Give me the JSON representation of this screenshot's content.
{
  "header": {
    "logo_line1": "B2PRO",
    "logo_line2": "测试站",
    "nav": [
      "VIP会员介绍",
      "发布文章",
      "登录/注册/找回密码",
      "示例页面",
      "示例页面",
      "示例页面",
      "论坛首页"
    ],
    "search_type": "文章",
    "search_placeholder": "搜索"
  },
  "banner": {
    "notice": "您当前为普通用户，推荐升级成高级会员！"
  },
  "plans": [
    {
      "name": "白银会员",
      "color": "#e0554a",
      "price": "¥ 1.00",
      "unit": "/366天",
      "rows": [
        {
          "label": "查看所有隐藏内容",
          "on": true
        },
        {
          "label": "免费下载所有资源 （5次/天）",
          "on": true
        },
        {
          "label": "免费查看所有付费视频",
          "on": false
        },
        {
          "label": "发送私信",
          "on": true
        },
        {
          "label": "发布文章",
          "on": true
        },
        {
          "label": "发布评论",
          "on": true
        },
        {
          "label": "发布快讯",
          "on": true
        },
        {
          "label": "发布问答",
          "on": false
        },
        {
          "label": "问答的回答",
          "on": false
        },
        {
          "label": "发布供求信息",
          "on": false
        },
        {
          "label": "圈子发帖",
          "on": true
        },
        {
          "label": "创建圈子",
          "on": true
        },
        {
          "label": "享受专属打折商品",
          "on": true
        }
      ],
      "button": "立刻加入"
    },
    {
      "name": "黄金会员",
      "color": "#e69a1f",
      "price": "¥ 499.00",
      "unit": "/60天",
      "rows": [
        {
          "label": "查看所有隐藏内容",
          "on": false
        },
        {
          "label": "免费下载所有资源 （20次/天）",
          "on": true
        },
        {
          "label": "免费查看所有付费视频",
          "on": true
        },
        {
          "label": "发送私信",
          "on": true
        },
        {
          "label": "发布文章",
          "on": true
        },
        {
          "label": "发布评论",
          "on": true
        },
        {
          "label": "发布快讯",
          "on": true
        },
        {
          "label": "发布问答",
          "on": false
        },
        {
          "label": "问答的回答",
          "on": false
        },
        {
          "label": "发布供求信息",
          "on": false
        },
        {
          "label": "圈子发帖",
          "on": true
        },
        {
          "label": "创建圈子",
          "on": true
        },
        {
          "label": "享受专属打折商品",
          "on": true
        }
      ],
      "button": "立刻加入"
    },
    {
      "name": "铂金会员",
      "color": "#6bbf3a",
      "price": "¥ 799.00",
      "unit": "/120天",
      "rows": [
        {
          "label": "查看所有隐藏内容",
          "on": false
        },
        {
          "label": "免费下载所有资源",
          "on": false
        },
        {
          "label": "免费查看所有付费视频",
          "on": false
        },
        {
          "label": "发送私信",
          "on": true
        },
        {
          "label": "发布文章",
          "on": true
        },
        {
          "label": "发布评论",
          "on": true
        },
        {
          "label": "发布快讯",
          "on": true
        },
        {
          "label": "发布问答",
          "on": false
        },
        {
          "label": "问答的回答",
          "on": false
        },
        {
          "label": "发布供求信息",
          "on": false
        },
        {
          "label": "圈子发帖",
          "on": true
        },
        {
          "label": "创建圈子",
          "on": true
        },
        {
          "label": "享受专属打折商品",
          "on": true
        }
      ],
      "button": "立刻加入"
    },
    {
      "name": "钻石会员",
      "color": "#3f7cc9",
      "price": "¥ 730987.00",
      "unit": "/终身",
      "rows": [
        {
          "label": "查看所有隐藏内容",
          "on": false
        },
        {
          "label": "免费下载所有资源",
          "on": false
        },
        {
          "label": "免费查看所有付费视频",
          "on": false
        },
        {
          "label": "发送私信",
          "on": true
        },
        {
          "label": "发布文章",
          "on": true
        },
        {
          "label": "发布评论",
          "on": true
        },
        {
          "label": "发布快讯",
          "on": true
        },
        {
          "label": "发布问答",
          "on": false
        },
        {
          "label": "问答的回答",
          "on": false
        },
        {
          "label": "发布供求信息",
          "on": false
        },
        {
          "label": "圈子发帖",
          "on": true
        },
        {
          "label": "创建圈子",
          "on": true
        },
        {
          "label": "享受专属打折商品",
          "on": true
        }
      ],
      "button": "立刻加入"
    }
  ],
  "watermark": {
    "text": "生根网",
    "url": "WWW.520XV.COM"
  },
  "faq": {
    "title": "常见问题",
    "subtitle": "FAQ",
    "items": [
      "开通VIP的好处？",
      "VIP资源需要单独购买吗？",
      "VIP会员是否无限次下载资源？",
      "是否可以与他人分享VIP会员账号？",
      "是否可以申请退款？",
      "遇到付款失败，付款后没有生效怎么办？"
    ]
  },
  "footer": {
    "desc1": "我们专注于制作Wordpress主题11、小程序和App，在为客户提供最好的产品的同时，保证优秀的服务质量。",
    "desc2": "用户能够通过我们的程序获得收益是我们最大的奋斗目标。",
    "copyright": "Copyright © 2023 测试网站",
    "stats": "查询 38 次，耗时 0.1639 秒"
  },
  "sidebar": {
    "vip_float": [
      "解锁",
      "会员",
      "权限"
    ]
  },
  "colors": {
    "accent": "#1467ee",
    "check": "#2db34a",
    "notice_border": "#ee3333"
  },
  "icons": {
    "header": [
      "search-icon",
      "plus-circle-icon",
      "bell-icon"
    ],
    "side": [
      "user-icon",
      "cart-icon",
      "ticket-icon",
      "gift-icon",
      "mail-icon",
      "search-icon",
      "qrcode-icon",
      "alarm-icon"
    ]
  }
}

• **Exercise prompt**: Can you give every line above again, exactly as written?

• **Task result**:
Give me the JSON representation of this screenshot's content.
{
  "header": {
    "logo_line1": "B2PRO",
    "logo_line2": "测试站",
    "nav": [
      "VIP会员介绍",
      "发布文章",
      "登录/注册/找回密码",
      "示例页面",
      "示例页面",
      "示例页面",
      "论坛首页"
    ],
    "search_type": "文章",
    "search_placeholder": "搜索"
  },
  "banner": {
    "notice": "您当前为普通用户，推荐升级成高级会员！"
  },
  "plans": [
    {
      "name": "白银会员",
      "color": "#e0554a",
      "price": "¥ 1.00",
      "unit": "/366天",
      "rows": [
        {
          "label": "查看所有隐藏内容",
          "on": true
        },
        {
          "label": "免费下载所有资源 （5次/天）",
          "on": true
        },
        {
          "label": "免费查看所有付费视频",
          "on": false
        },
        {
          "label": "发送私信",
          "on": true
        },
        {
          "label": "发布文章",
          "on": true
        },
        {
          "label": "发布评论",
          "on": true
        },
        {
          "label": "发布快讯",
          "on": true
        },
        {
          "label": "发布问答",
          "on": false
        },
        {
          "label": "问答的回答",
          "on": false
        },
        {
          "label": "发布供求信息",
          "on": false
        },
        {
          "label": "圈子发帖",
          "on": true
        },
        {
          "label": "创建圈子",
          "on": true
        },
        {
          "label": "享受专属打折商品",
          "on": true
        }
      ],
      "button": "立刻加入"
    },
    {
      "name": "黄金会员",
      "color": "#e69a1f",
      "price": "¥ 499.00",
      "unit": "/60天",
      "rows": [
        {
          "label": "查看所有隐藏内容",
          "on": false
        },
        {
          "label": "免费下载所有资源 （20次/天）",
          "on": true
        },
        {
          "label": "免费查看所有付费视频",
          "on": true
        },
        {
          "label": "发送私信",
          "on": true
        },
        {
          "label": "发布文章",
          "on": true
        },
        {
          "label": "发布评论",
          "on": true
        },
        {
          "label": "发布快讯",
          "on": true
        },
        {
          "label": "发布问答",
          "on": false
        },
        {
          "label": "问答的回答",
          "on": false
        },
        {
          "label": "发布供求信息",
          "on": false
        },
        {
          "label": "圈子发帖",
          "on": true
        },
        {
          "label": "创建圈子",
          "on": true
        },
        {
          "label": "享受专属打折商品",
          "on": true
        }
      ],
      "button": "立刻加入"
    },
    {
      "name": "铂金会员",
      "color": "#6bbf3a",
      "price": "¥ 799.00",
      "unit": "/120天",
      "rows": [
        {
          "label": "查看所有隐藏内容",
          "on": false
        },
        {
          "label": "免费下载所有资源",
          "on": false
        },
        {
          "label": "免费查看所有付费视频",
          "on": false
        },
        {
          "label": "发送私信",
          "on": true
        },
        {
          "label": "发布文章",
          "on": true
        },
        {
          "label": "发布评论",
          "on": true
        },
        {
          "label": "发布快讯",
          "on": true
        },
        {
          "label": "发布问答",
          "on": false
        },
        {
          "label": "问答的回答",
          "on": false
        },
        {
          "label": "发布供求信息",
          "on": false
        },
        {
          "label": "圈子发帖",
          "on": true
        },
        {
          "label": "创建圈子",
          "on": true
        },
        {
          "label": "享受专属打折商品",
          "on": true
        }
      ],
      "button": "立刻加入"
    },
    {
      "name": "钻石会员",
      "color": "#3f7cc9",
      "price": "¥ 730987.00",
      "unit": "/终身",
      "rows": [
        {
          "label": "查看所有隐藏内容",
          "on": false
        },
        {
          "label": "免费下载所有资源",
          "on": false
        },
        {
          "label": "免费查看所有付费视频",
          "on": false
        },
        {
          "label": "发送私信",
          "on": true
        },
        {
          "label": "发布文章",
          "on": true
        },
        {
          "label": "发布评论",
          "on": true
        },
        {
          "label": "发布快讯",
          "on": true
        },
        {
          "label": "发布问答",
          "on": false
        },
        {
          "label": "问答的回答",
          "on": false
        },
        {
          "label": "发布供求信息",
          "on": false
        },
        {
          "label": "圈子发帖",
          "on": true
        },
        {
          "label": "创建圈子",
          "on": true
        },
        {
          "label": "享受专属打折商品",
          "on": true
        }
      ],
      "button": "立刻加入"
    }
  ],
  "watermark": {
    "text": "生根网",
    "url": "WWW.520XV.COM"
  },
  "faq": {
    "title": "常见问题",
    "subtitle": "FAQ",
    "items": [
      "开通VIP的好处？",
      "VIP资源需要单独购买吗？",
      "VIP会员是否无限次下载资源？",
      "是否可以与他人分享VIP会员账号？",
      "是否可以申请退款？",
      "遇到付款失败，付款后没有生效怎么办？"
    ]
  },
  "footer": {
    "desc1": "我们专注于制作Wordpress主题11、小程序和App，在为客户提供最好的产品的同时，保证优秀的服务质量。",
    "desc2": "用户能够通过我们的程序获得收益是我们最大的奋斗目标。",
    "copyright": "Copyright © 2023 测试网站",
    "stats": "查询 38 次，耗时 0.1639 秒"
  },
  "sidebar": {
    "vip_float": [
      "解锁",
      "会员",
      "权限"
    ]
  },
  "colors": {
    "accent": "#1467ee",
    "check": "#2db34a",
    "notice_border": "#ee3333"
  },
  "icons": {
    "header": [
      "search-icon",
      "plus-circle-icon",
      "bell-icon"
    ],
    "side": [
      "user-icon",
      "cart-icon",
      "ticket-icon",
      "gift-icon",
      "mail-icon",
      "search-icon",
      "qrcode-icon",
      "alarm-icon"
    ]
  }
}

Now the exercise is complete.